━━━ Entries shown ━━━

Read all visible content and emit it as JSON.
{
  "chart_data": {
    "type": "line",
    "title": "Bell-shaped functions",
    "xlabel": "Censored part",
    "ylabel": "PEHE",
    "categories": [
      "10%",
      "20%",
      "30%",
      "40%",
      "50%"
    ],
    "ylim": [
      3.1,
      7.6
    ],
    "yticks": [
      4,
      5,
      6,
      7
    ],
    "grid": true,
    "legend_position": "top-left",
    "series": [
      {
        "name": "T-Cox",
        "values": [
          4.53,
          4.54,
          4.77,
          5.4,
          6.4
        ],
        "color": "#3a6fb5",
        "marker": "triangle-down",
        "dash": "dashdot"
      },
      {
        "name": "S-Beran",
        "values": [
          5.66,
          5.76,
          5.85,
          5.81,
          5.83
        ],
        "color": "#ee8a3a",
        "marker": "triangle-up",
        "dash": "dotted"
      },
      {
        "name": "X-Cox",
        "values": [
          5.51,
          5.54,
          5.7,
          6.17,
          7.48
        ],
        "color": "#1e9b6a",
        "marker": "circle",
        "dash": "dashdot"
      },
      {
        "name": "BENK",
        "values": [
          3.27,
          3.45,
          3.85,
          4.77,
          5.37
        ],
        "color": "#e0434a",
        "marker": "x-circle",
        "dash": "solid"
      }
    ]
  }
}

━━━

> [Goal of the exercise] Copy down every line of the material above that includes the string "dash".

> [Task answer]
        "dash": "dashdot"
        "dash": "dotted"
        "dash": "dashdot"
        "dash": "solid"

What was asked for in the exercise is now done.